## Given task
Copy out every record below exactly as written, but leave out any pictures.

## Provided information

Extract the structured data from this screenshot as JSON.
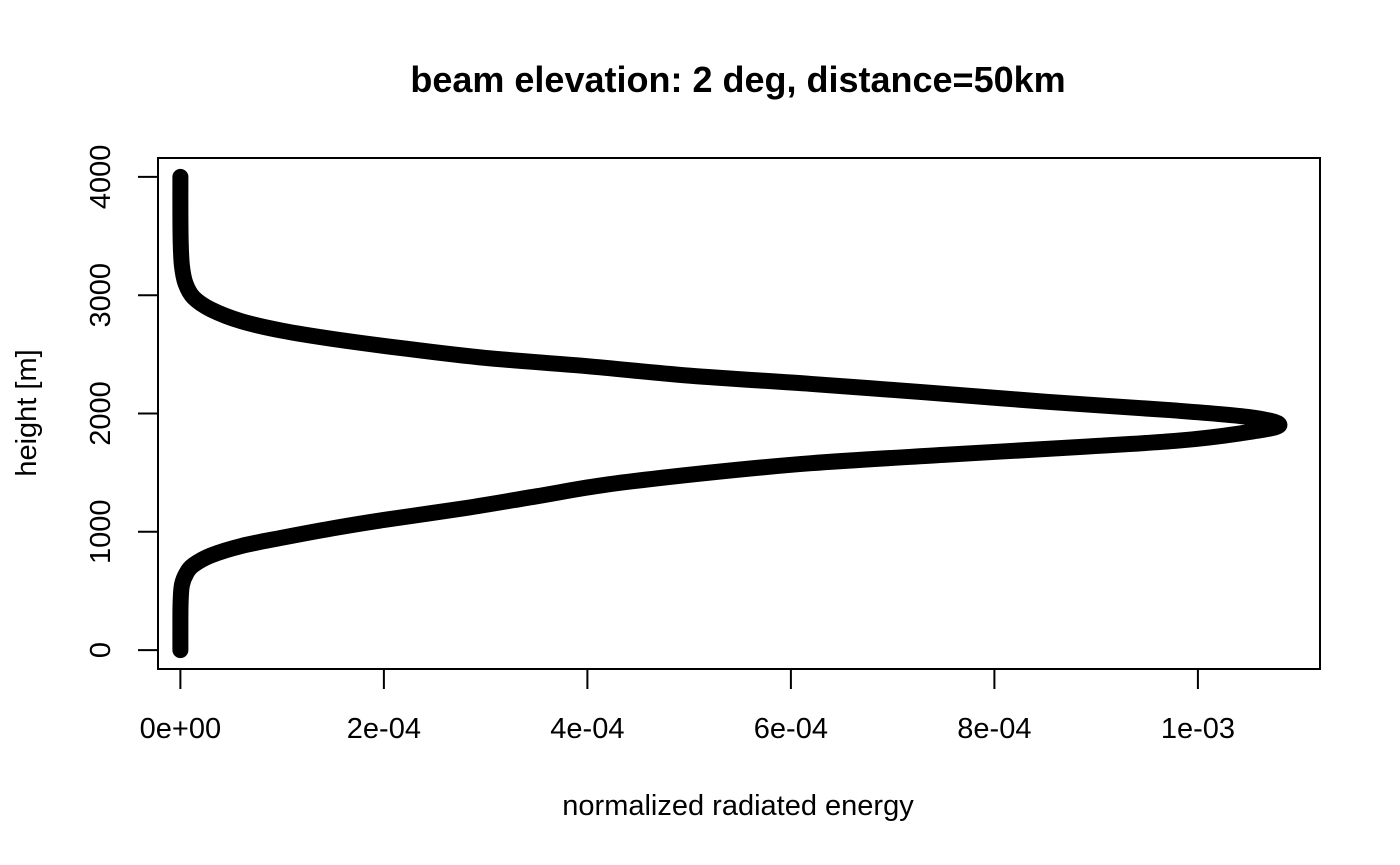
{
  "chart_data": {
    "type": "line",
    "title": "beam elevation: 2 deg, distance=50km",
    "xlabel": "normalized radiated energy",
    "ylabel": "height [m]",
    "xlim": [
      -2.2e-05,
      0.00112
    ],
    "ylim": [
      -160,
      4160
    ],
    "x_ticks": [
      {
        "value": 0,
        "label": "0e+00"
      },
      {
        "value": 0.0002,
        "label": "2e-04"
      },
      {
        "value": 0.0004,
        "label": "4e-04"
      },
      {
        "value": 0.0006,
        "label": "6e-04"
      },
      {
        "value": 0.0008,
        "label": "8e-04"
      },
      {
        "value": 0.001,
        "label": "1e-03"
      }
    ],
    "y_ticks": [
      {
        "value": 0,
        "label": "0"
      },
      {
        "value": 1000,
        "label": "1000"
      },
      {
        "value": 2000,
        "label": "2000"
      },
      {
        "value": 3000,
        "label": "3000"
      },
      {
        "value": 4000,
        "label": "4000"
      }
    ],
    "grid": false,
    "series": [
      {
        "color": "#000000",
        "points": [
          {
            "x": 0.0,
            "y": 0
          },
          {
            "x": 0.0,
            "y": 200
          },
          {
            "x": 2e-07,
            "y": 400
          },
          {
            "x": 1.5e-06,
            "y": 550
          },
          {
            "x": 6e-06,
            "y": 650
          },
          {
            "x": 1.3e-05,
            "y": 720
          },
          {
            "x": 3e-05,
            "y": 800
          },
          {
            "x": 6e-05,
            "y": 880
          },
          {
            "x": 0.0001,
            "y": 950
          },
          {
            "x": 0.00015,
            "y": 1030
          },
          {
            "x": 0.0002,
            "y": 1100
          },
          {
            "x": 0.00028,
            "y": 1200
          },
          {
            "x": 0.00035,
            "y": 1300
          },
          {
            "x": 0.00042,
            "y": 1400
          },
          {
            "x": 0.00052,
            "y": 1500
          },
          {
            "x": 0.00062,
            "y": 1580
          },
          {
            "x": 0.00075,
            "y": 1650
          },
          {
            "x": 0.00089,
            "y": 1720
          },
          {
            "x": 0.00098,
            "y": 1770
          },
          {
            "x": 0.00104,
            "y": 1830
          },
          {
            "x": 0.00108,
            "y": 1900
          },
          {
            "x": 0.00105,
            "y": 1970
          },
          {
            "x": 0.00097,
            "y": 2030
          },
          {
            "x": 0.00085,
            "y": 2100
          },
          {
            "x": 0.00073,
            "y": 2180
          },
          {
            "x": 0.00062,
            "y": 2250
          },
          {
            "x": 0.0005,
            "y": 2320
          },
          {
            "x": 0.0004,
            "y": 2400
          },
          {
            "x": 0.0003,
            "y": 2470
          },
          {
            "x": 0.00022,
            "y": 2550
          },
          {
            "x": 0.00015,
            "y": 2630
          },
          {
            "x": 0.0001,
            "y": 2700
          },
          {
            "x": 6e-05,
            "y": 2780
          },
          {
            "x": 3e-05,
            "y": 2880
          },
          {
            "x": 1.3e-05,
            "y": 2980
          },
          {
            "x": 5e-06,
            "y": 3100
          },
          {
            "x": 1.5e-06,
            "y": 3250
          },
          {
            "x": 3e-07,
            "y": 3450
          },
          {
            "x": 0.0,
            "y": 3700
          },
          {
            "x": 0.0,
            "y": 4000
          }
        ]
      }
    ]
  }
}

## Output
Extract the structured data from this screenshot as JSON.
{
  "chart_data": {
    "type": "line",
    "title": "beam elevation: 2 deg, distance=50km",
    "xlabel": "normalized radiated energy",
    "ylabel": "height [m]",
    "xlim": [
      -2.2e-05,
      0.00112
    ],
    "ylim": [
      -160,
      4160
    ],
    "x_ticks": [
      {
        "value": 0,
        "label": "0e+00"
      },
      {
        "value": 0.0002,
        "label": "2e-04"
      },
      {
        "value": 0.0004,
        "label": "4e-04"
      },
      {
        "value": 0.0006,
        "label": "6e-04"
      },
      {
        "value": 0.0008,
        "label": "8e-04"
      },
      {
        "value": 0.001,
        "label": "1e-03"
      }
    ],
    "y_ticks": [
      {
        "value": 0,
        "label": "0"
      },
      {
        "value": 1000,
        "label": "1000"
      },
      {
        "value": 2000,
        "label": "2000"
      },
      {
        "value": 3000,
        "label": "3000"
      },
      {
        "value": 4000,
        "label": "4000"
      }
    ],
    "grid": false,
    "series": [
      {
        "color": "#000000",
        "points": [
          {
            "x": 0.0,
            "y": 0
          },
          {
            "x": 0.0,
            "y": 200
          },
          {
            "x": 2e-07,
            "y": 400
          },
          {
            "x": 1.5e-06,
            "y": 550
          },
          {
            "x": 6e-06,
            "y": 650
          },
          {
            "x": 1.3e-05,
            "y": 720
          },
          {
            "x": 3e-05,
            "y": 800
          },
          {
            "x": 6e-05,
            "y": 880
          },
          {
            "x": 0.0001,
            "y": 950
          },
          {
            "x": 0.00015,
            "y": 1030
          },
          {
            "x": 0.0002,
            "y": 1100
          },
          {
            "x": 0.00028,
            "y": 1200
          },
          {
            "x": 0.00035,
            "y": 1300
          },
          {
            "x": 0.00042,
            "y": 1400
          },
          {
            "x": 0.00052,
            "y": 1500
          },
          {
            "x": 0.00062,
            "y": 1580
          },
          {
            "x": 0.00075,
            "y": 1650
          },
          {
            "x": 0.00089,
            "y": 1720
          },
          {
            "x": 0.00098,
            "y": 1770
          },
          {
            "x": 0.00104,
            "y": 1830
          },
          {
            "x": 0.00108,
            "y": 1900
          },
          {
            "x": 0.00105,
            "y": 1970
          },
          {
            "x": 0.00097,
            "y": 2030
          },
          {
            "x": 0.00085,
            "y": 2100
          },
          {
            "x": 0.00073,
            "y": 2180
          },
          {
            "x": 0.00062,
            "y": 2250
          },
          {
            "x": 0.0005,
            "y": 2320
          },
          {
            "x": 0.0004,
            "y": 2400
          },
          {
            "x": 0.0003,
            "y": 2470
          },
          {
            "x": 0.00022,
            "y": 2550
          },
          {
            "x": 0.00015,
            "y": 2630
          },
          {
            "x": 0.0001,
            "y": 2700
          },
          {
            "x": 6e-05,
            "y": 2780
          },
          {
            "x": 3e-05,
            "y": 2880
          },
          {
            "x": 1.3e-05,
            "y": 2980
          },
          {
            "x": 5e-06,
            "y": 3100
          },
          {
            "x": 1.5e-06,
            "y": 3250
          },
          {
            "x": 3e-07,
            "y": 3450
          },
          {
            "x": 0.0,
            "y": 3700
          },
          {
            "x": 0.0,
            "y": 4000
          }
        ]
      }
    ]
  }
}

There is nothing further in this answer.